YOUR TASK:
Search the data for the string "настоящего" and gather each line it is in.

## start RECORDS FOR PROCESSING

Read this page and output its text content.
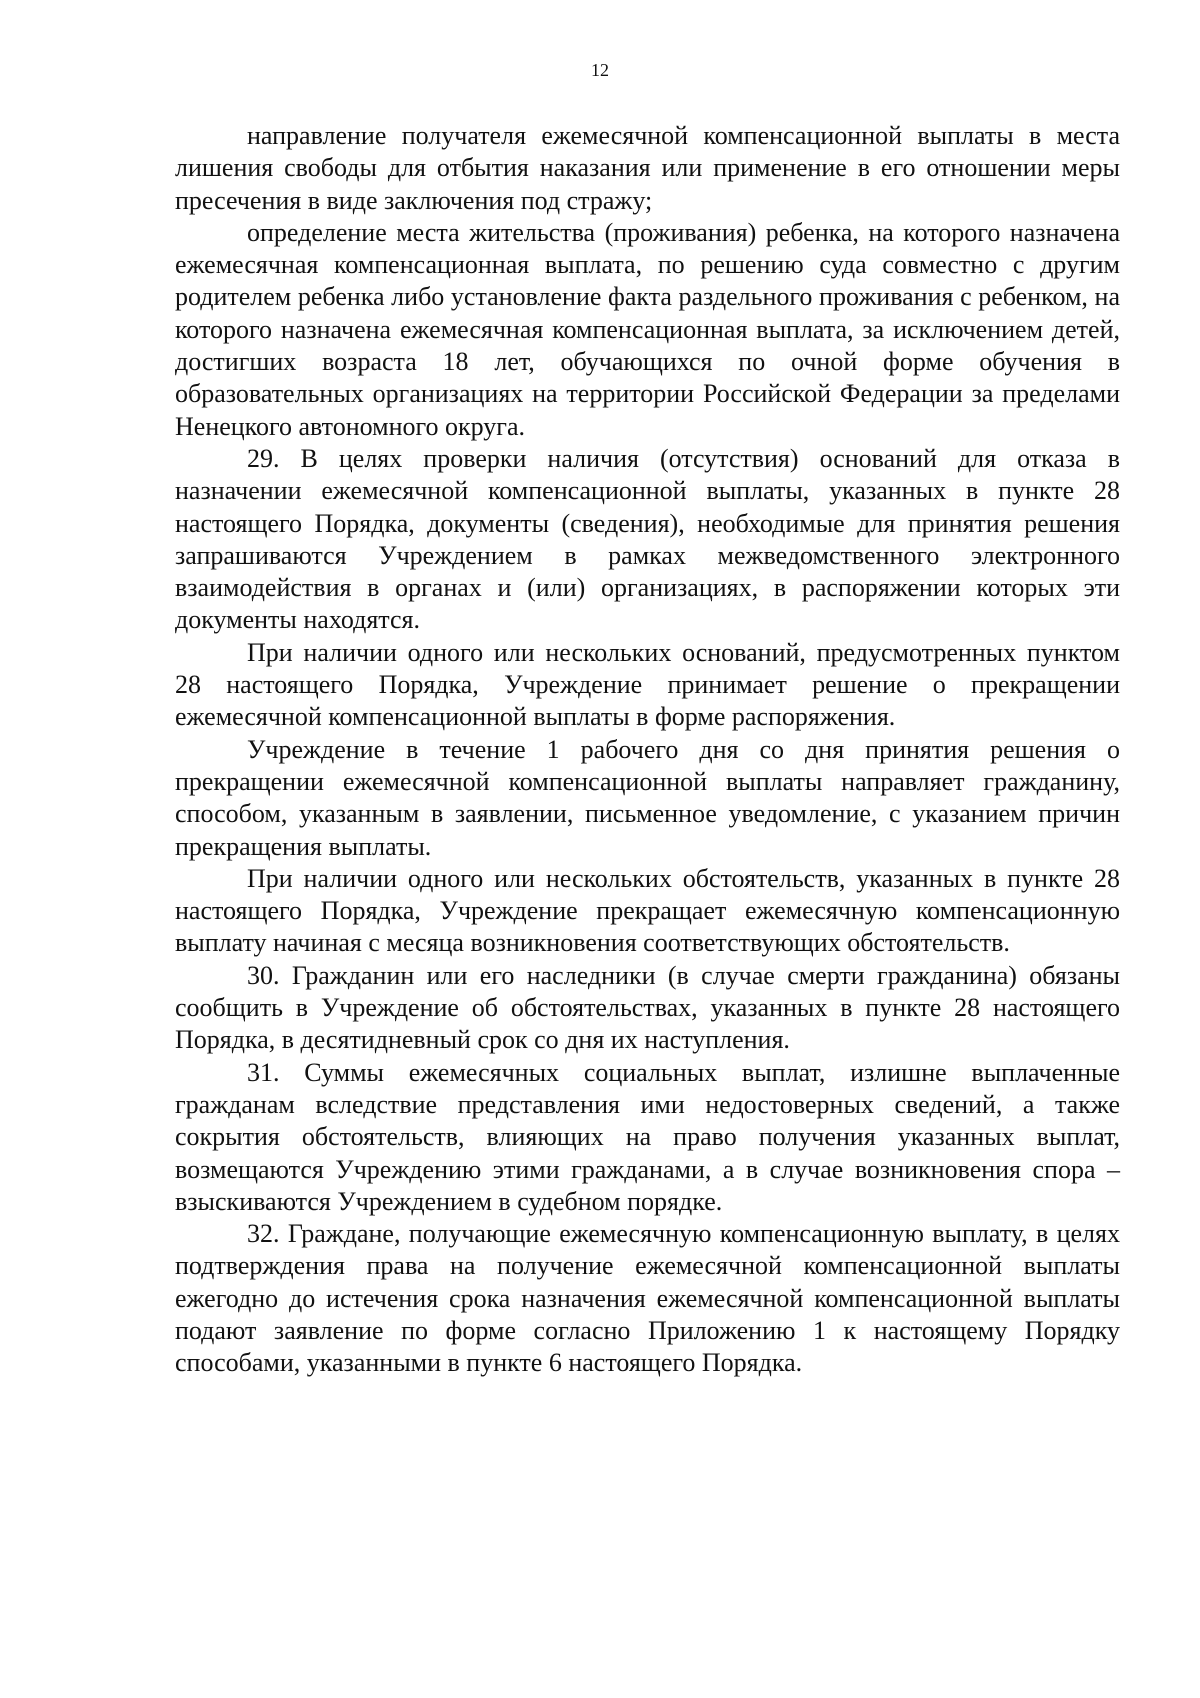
12

направление получателя ежемесячной компенсационной выплаты в места лишения свободы для отбытия наказания или применение в его отношении меры пресечения в виде заключения под стражу;

определение места жительства (проживания) ребенка, на которого назначена ежемесячная компенсационная выплата, по решению суда совместно с другим родителем ребенка либо установление факта раздельного проживания с ребенком, на которого назначена ежемесячная компенсационная выплата, за исключением детей, достигших возраста 18 лет, обучающихся по очной форме обучения в образовательных организациях на территории Российской Федерации за пределами Ненецкого автономного округа.

29. В целях проверки наличия (отсутствия) оснований для отказа в назначении ежемесячной компенсационной выплаты, указанных в пункте 28 настоящего Порядка, документы (сведения), необходимые для принятия решения запрашиваются Учреждением в рамках межведомственного электронного взаимодействия в органах и (или) организациях, в распоряжении которых эти документы находятся.

При наличии одного или нескольких оснований, предусмотренных пунктом 28 настоящего Порядка, Учреждение принимает решение о прекращении ежемесячной компенсационной выплаты в форме распоряжения.

Учреждение в течение 1 рабочего дня со дня принятия решения о прекращении ежемесячной компенсационной выплаты направляет гражданину, способом, указанным в заявлении, письменное уведомление, с указанием причин прекращения выплаты.

При наличии одного или нескольких обстоятельств, указанных в пункте 28 настоящего Порядка, Учреждение прекращает ежемесячную компенсационную выплату начиная с месяца возникновения соответствующих обстоятельств.

30. Гражданин или его наследники (в случае смерти гражданина) обязаны сообщить в Учреждение об обстоятельствах, указанных в пункте 28 настоящего Порядка, в десятидневный срок со дня их наступления.

31. Суммы ежемесячных социальных выплат, излишне выплаченные гражданам вследствие представления ими недостоверных сведений, а также сокрытия обстоятельств, влияющих на право получения указанных выплат, возмещаются Учреждению этими гражданами, а в случае возникновения спора – взыскиваются Учреждением в судебном порядке.

32. Граждане, получающие ежемесячную компенсационную выплату, в целях подтверждения права на получение ежемесячной компенсационной выплаты ежегодно до истечения срока назначения ежемесячной компенсационной выплаты подают заявление по форме согласно Приложению 1 к настоящему Порядку способами, указанными в пункте 6 настоящего Порядка.
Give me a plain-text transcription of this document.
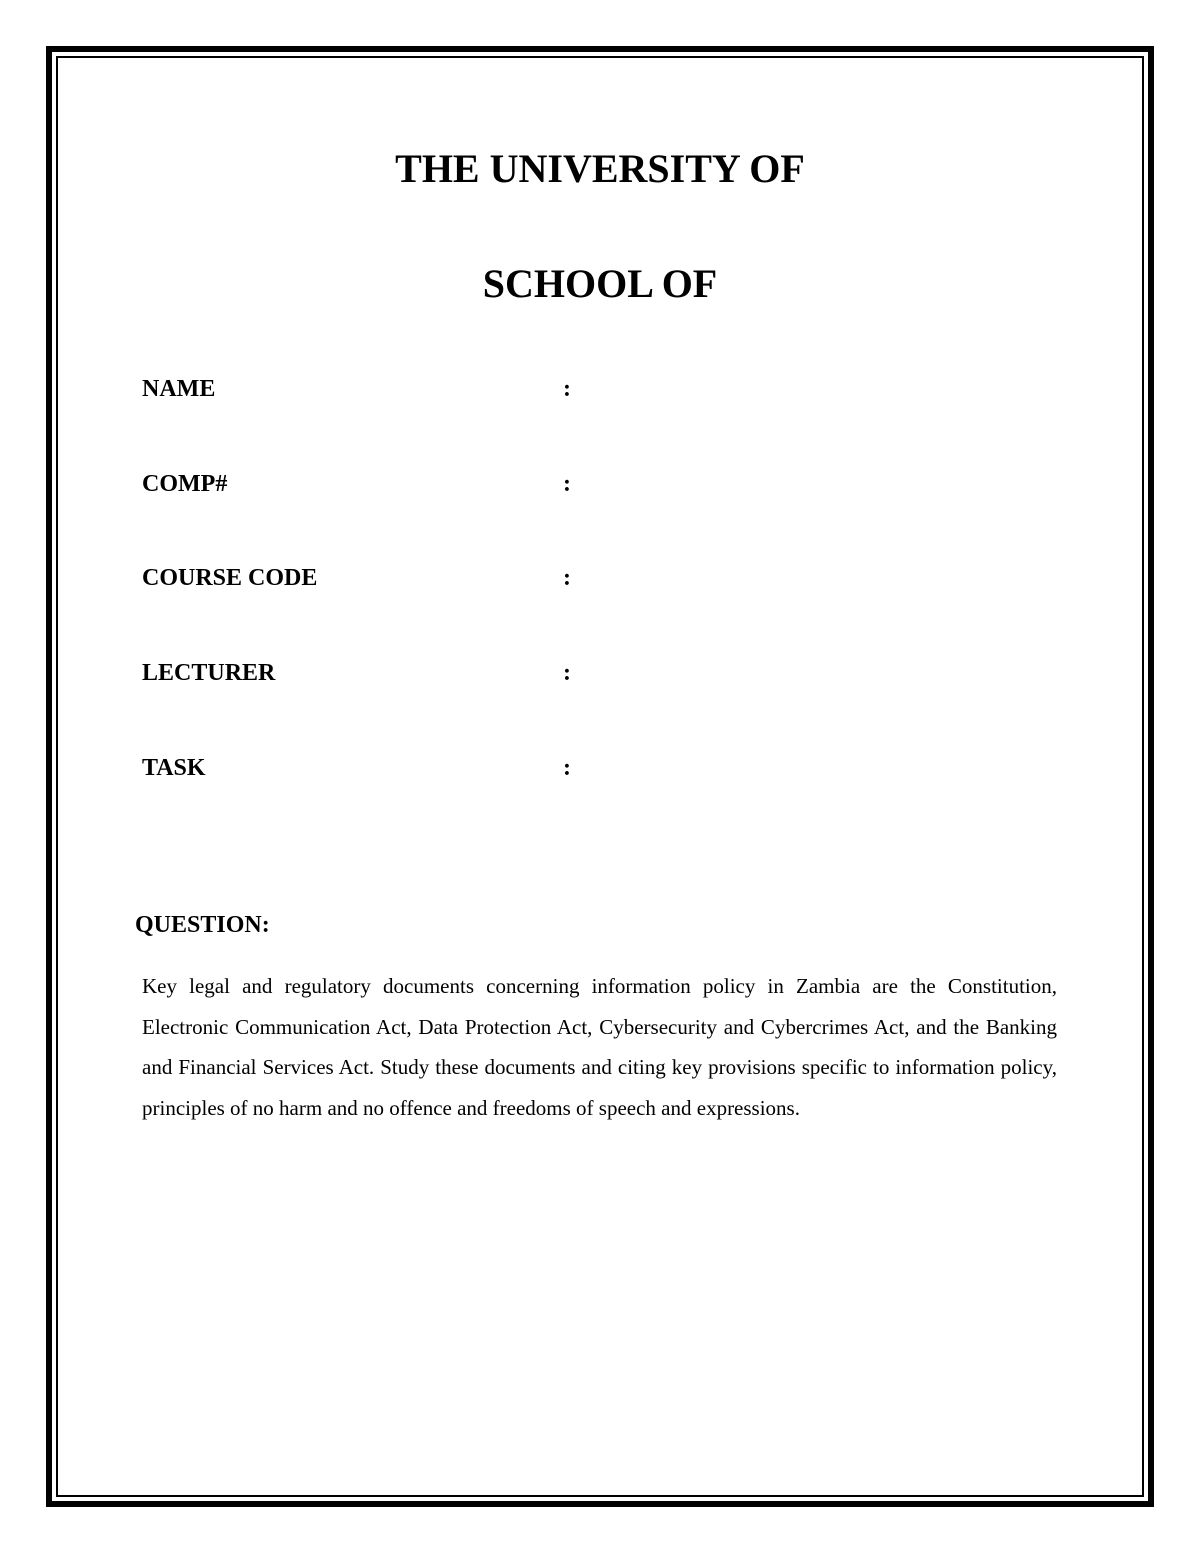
THE UNIVERSITY OF
SCHOOL OF
NAME	:
COMP#	:
COURSE CODE	:
LECTURER	:
TASK	:
QUESTION:

Key legal and regulatory documents concerning information policy in Zambia are the Constitution, Electronic Communication Act, Data Protection Act, Cybersecurity and Cybercrimes Act, and the Banking and Financial Services Act. Study these documents and citing key provisions specific to information policy, principles of no harm and no offence and freedoms of speech and expressions.
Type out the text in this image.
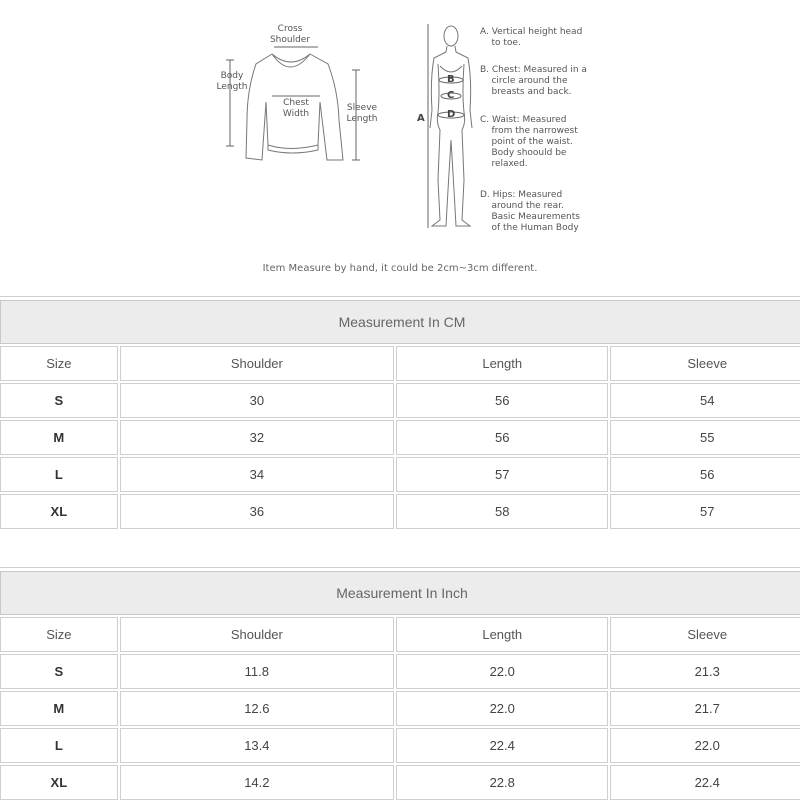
Cross
Shoulder
Body
Length
Chest
Width
Sleeve
Length	A
B
C
D
A. Vertical height head
to toe.
B. Chest: Measured in a
circle around the
breasts and back.
C. Waist: Measured
from the narrowest
point of the waist.
Body shoould be
relaxed.
D. Hips: Measured
around the rear.
Basic Meaurements
of the Human Body
Item Measure by hand, it could be 2cm~3cm different.
Measurement In CM			
Size	Shoulder	Length	Sleeve
S	30	56	54
M	32	56	55
L	34	57	56
XL	36	58	57
Measurement In Inch			
Size	Shoulder	Length	Sleeve
S	11.8	22.0	21.3
M	12.6	22.0	21.7
L	13.4	22.4	22.0
XL	14.2	22.8	22.4
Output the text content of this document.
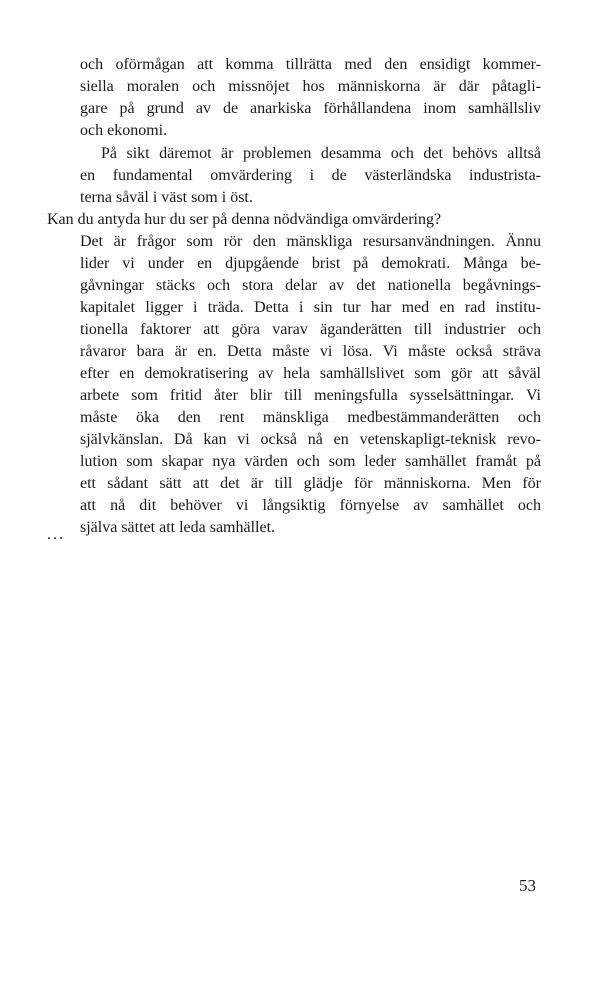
och oförmågan att komma tillrätta med den ensidigt kommer-
siella moralen och missnöjet hos människorna är där påtagli-
gare på grund av de anarkiska förhållandena inom samhällsliv
och ekonomi.
På sikt däremot är problemen desamma och det behövs alltså
en fundamental omvärdering i de västerländska industrista-
terna såväl i väst som i öst.
Kan du antyda hur du ser på denna nödvändiga omvärdering?
Det är frågor som rör den mänskliga resursanvändningen. Ännu
lider vi under en djupgående brist på demokrati. Många be-
gåvningar stäcks och stora delar av det nationella begåvnings-
kapitalet ligger i träda. Detta i sin tur har med en rad institu-
tionella faktorer att göra varav äganderätten till industrier och
råvaror bara är en. Detta måste vi lösa. Vi måste också sträva
efter en demokratisering av hela samhällslivet som gör att såväl
arbete som fritid åter blir till meningsfulla sysselsättningar. Vi
måste öka den rent mänskliga medbestämmanderätten och
självkänslan. Då kan vi också nå en vetenskapligt-teknisk revo-
lution som skapar nya värden och som leder samhället framåt på
ett sådant sätt att det är till glädje för människorna. Men för
att nå dit behöver vi långsiktig förnyelse av samhället och
själva sättet att leda samhället.
...
53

## end RECORDS FOR PROCESSING

OUTPUT FOR THIS EXERCISE:
29. В целях проверки наличия (отсутствия) оснований для отказа в назначении ежемесячной компенсационной выплаты, указанных в пункте 28 настоящего Порядка, документы (сведения), необходимые для принятия решения запрашиваются Учреждением в рамках межведомственного электронного взаимодействия в органах и (или) организациях, в распоряжении которых эти документы находятся.
При наличии одного или нескольких оснований, предусмотренных пунктом 28 настоящего Порядка, Учреждение принимает решение о прекращении ежемесячной компенсационной выплаты в форме распоряжения.
При наличии одного или нескольких обстоятельств, указанных в пункте 28 настоящего Порядка, Учреждение прекращает ежемесячную компенсационную выплату начиная с месяца возникновения соответствующих обстоятельств.
30. Гражданин или его наследники (в случае смерти гражданина) обязаны сообщить в Учреждение об обстоятельствах, указанных в пункте 28 настоящего Порядка, в десятидневный срок со дня их наступления.
32. Граждане, получающие ежемесячную компенсационную выплату, в целях подтверждения права на получение ежемесячной компенсационной выплаты ежегодно до истечения срока назначения ежемесячной компенсационной выплаты подают заявление по форме согласно Приложению 1 к настоящему Порядку способами, указанными в пункте 6 настоящего Порядка.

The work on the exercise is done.